Task to complete: Copy the stretch of the listing from the line containing "bar-hatched-group-connected-et [217,178,244,343]" through the line containing "category-cell-group-connected-ht [247,344,276,363]", both included, keeping every character unchanged.

Provided material:

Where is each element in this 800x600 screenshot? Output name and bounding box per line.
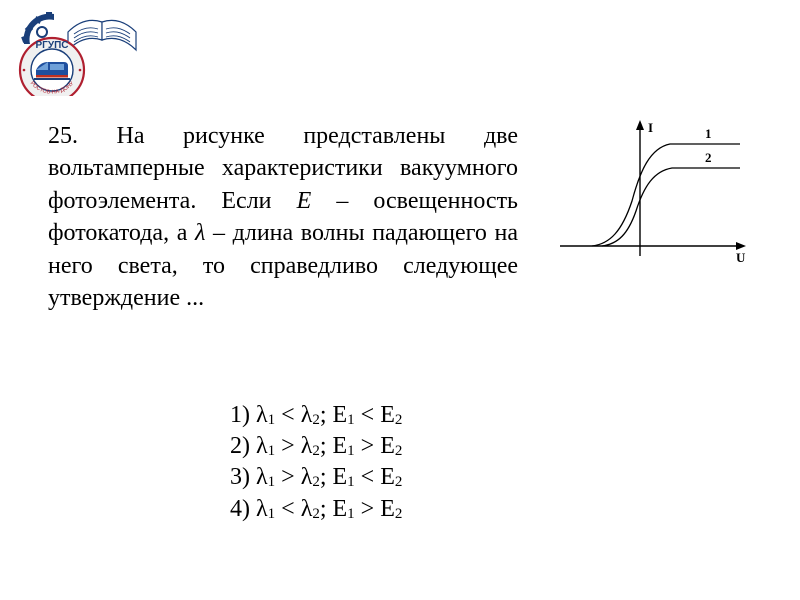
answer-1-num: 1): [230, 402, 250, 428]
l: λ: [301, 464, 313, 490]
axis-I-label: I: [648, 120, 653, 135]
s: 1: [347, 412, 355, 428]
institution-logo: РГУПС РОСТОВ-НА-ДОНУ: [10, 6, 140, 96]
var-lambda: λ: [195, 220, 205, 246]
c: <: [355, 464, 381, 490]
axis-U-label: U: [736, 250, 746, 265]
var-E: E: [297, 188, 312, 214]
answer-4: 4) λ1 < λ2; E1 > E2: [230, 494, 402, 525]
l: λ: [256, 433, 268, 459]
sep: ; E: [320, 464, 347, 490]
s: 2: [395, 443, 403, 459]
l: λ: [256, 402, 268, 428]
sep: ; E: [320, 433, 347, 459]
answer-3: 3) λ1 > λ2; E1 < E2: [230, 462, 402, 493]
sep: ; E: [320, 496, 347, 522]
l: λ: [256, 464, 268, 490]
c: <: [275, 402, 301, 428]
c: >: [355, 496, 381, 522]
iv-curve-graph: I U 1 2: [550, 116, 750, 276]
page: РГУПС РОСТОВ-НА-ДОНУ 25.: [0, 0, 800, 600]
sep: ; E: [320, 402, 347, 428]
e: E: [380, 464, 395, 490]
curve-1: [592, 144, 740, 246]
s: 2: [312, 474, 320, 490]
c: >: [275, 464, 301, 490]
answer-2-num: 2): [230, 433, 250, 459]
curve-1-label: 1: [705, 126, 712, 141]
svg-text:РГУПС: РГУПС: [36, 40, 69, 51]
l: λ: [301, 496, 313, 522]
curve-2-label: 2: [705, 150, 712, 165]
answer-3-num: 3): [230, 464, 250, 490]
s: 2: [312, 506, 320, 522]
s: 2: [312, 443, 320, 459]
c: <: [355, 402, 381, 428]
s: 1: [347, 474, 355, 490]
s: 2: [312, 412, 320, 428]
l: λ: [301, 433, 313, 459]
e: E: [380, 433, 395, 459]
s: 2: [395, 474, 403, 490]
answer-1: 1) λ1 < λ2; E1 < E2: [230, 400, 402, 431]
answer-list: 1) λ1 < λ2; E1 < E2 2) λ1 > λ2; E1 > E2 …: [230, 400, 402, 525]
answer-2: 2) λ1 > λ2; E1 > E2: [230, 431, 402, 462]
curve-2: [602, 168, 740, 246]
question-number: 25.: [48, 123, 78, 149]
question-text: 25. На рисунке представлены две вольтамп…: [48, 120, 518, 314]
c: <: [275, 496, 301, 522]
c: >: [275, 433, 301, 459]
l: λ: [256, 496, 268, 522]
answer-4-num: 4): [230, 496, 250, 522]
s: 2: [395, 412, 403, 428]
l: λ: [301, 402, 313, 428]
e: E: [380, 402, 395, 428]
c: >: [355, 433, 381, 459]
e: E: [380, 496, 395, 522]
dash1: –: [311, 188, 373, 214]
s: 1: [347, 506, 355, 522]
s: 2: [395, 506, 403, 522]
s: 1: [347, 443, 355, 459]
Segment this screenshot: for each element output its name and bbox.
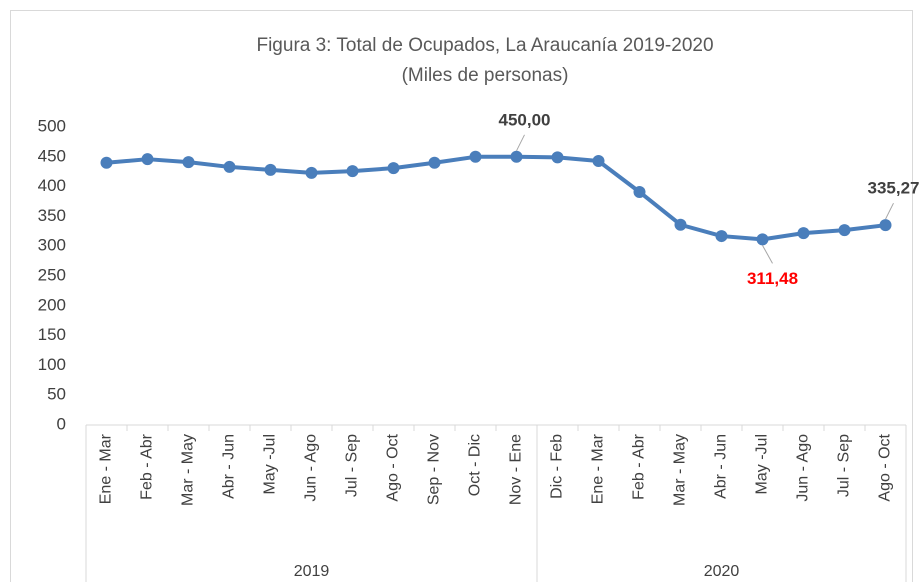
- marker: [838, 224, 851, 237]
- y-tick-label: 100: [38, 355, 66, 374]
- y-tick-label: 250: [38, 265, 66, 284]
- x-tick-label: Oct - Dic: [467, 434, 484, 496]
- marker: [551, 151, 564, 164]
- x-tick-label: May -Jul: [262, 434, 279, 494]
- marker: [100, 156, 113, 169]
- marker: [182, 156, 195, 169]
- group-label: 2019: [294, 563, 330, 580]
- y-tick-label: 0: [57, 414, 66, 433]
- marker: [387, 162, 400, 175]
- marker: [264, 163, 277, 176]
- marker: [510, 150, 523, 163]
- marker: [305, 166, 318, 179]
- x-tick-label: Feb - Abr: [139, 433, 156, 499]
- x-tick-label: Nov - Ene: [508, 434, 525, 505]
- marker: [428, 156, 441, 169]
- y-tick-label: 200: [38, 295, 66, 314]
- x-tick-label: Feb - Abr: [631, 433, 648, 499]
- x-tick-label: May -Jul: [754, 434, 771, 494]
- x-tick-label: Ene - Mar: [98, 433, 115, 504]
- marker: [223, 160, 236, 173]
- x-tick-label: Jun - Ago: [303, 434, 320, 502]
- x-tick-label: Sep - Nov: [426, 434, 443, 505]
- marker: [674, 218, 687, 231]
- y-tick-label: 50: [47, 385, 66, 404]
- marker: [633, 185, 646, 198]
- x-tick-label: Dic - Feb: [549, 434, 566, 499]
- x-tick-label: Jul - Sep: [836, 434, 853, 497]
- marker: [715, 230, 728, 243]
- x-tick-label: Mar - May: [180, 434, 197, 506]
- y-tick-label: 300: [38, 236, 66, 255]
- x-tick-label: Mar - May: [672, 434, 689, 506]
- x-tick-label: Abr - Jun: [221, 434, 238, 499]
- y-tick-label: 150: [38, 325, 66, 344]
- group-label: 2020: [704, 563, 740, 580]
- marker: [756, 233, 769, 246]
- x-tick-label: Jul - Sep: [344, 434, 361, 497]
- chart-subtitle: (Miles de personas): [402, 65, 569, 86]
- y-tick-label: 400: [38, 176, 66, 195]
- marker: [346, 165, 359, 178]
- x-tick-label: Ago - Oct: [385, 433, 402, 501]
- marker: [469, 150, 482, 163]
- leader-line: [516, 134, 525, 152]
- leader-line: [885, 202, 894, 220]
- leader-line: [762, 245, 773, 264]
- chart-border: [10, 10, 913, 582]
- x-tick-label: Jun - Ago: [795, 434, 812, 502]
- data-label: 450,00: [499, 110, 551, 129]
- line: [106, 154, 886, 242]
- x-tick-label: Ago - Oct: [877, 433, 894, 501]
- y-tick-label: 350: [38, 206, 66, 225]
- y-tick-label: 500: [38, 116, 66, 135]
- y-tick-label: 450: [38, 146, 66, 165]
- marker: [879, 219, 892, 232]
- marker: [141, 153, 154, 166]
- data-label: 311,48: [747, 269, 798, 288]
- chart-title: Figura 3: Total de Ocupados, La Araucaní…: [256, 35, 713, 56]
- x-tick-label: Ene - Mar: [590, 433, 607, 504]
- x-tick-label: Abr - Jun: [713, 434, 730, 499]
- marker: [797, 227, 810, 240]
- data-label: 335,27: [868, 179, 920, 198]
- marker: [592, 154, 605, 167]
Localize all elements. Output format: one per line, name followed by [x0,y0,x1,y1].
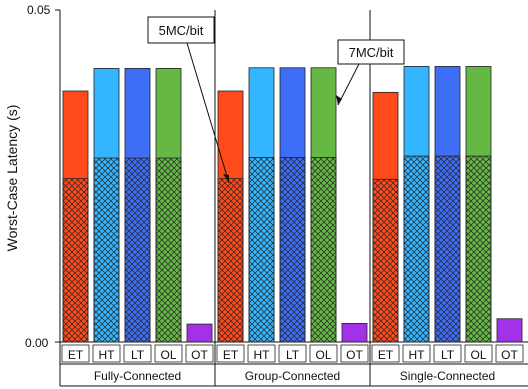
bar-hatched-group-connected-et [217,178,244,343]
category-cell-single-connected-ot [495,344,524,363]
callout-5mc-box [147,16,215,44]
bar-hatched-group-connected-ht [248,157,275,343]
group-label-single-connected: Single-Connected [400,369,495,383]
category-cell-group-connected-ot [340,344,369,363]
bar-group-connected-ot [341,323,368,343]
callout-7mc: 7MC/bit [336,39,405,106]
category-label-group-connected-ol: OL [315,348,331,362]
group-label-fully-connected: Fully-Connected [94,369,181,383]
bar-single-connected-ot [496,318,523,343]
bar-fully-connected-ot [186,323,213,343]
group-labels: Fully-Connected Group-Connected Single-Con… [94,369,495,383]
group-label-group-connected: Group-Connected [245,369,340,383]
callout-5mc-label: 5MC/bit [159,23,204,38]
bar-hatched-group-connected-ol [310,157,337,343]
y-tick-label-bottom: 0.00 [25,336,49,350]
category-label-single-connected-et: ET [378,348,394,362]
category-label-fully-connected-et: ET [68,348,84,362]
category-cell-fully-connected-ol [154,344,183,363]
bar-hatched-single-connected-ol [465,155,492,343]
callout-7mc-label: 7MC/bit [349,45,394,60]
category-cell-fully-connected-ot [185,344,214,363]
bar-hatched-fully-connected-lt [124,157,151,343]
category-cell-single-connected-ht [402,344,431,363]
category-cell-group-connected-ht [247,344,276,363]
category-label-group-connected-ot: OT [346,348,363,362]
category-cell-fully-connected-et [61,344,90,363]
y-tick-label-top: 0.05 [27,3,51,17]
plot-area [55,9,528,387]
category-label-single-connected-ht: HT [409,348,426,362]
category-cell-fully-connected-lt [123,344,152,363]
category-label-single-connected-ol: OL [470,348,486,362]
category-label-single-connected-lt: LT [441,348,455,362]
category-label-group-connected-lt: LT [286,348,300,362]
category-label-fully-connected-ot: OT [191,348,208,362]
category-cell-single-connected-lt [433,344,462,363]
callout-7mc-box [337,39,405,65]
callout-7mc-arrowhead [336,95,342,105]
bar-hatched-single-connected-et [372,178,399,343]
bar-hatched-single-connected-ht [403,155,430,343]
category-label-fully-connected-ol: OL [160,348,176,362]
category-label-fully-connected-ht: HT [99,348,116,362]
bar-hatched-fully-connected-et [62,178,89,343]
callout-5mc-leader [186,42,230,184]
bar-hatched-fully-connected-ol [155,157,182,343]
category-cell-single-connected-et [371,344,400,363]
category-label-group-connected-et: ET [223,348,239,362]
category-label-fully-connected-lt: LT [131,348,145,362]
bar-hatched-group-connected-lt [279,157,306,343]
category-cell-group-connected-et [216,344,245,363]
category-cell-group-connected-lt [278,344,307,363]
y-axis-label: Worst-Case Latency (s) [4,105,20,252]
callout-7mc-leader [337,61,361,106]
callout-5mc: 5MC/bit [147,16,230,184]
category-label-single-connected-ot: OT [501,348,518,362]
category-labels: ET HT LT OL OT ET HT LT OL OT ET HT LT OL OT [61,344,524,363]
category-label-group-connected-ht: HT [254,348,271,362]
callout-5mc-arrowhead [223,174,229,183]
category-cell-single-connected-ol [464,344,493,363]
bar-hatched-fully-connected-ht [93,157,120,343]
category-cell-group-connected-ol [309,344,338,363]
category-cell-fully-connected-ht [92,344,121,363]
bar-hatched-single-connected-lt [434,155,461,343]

Output for this exercise:
bar-hatched-group-connected-et [217,178,244,343]
category-cell-single-connected-ot [495,344,524,363]
callout-5mc-box [147,16,215,44]
bar-hatched-group-connected-ht [248,157,275,343]
group-label-single-connected: Single-Connected [400,369,495,383]
category-cell-group-connected-ot [340,344,369,363]
bar-group-connected-ot [341,323,368,343]
callout-7mc: 7MC/bit [336,39,405,106]
category-label-group-connected-ol: OL [315,348,331,362]
group-label-fully-connected: Fully-Connected [94,369,181,383]
bar-single-connected-ot [496,318,523,343]
bar-fully-connected-ot [186,323,213,343]
group-labels: Fully-Connected Group-Connected Single-Con… [94,369,495,383]
group-label-group-connected: Group-Connected [245,369,340,383]
callout-5mc-label: 5MC/bit [159,23,204,38]
bar-hatched-group-connected-ol [310,157,337,343]
y-tick-label-bottom: 0.00 [25,336,49,350]
category-label-single-connected-et: ET [378,348,394,362]
category-label-fully-connected-et: ET [68,348,84,362]
category-cell-fully-connected-ol [154,344,183,363]
bar-hatched-single-connected-ol [465,155,492,343]
callout-7mc-label: 7MC/bit [349,45,394,60]
category-cell-fully-connected-ot [185,344,214,363]
bar-hatched-fully-connected-lt [124,157,151,343]
category-cell-single-connected-ht [402,344,431,363]
category-cell-group-connected-ht [247,344,276,363]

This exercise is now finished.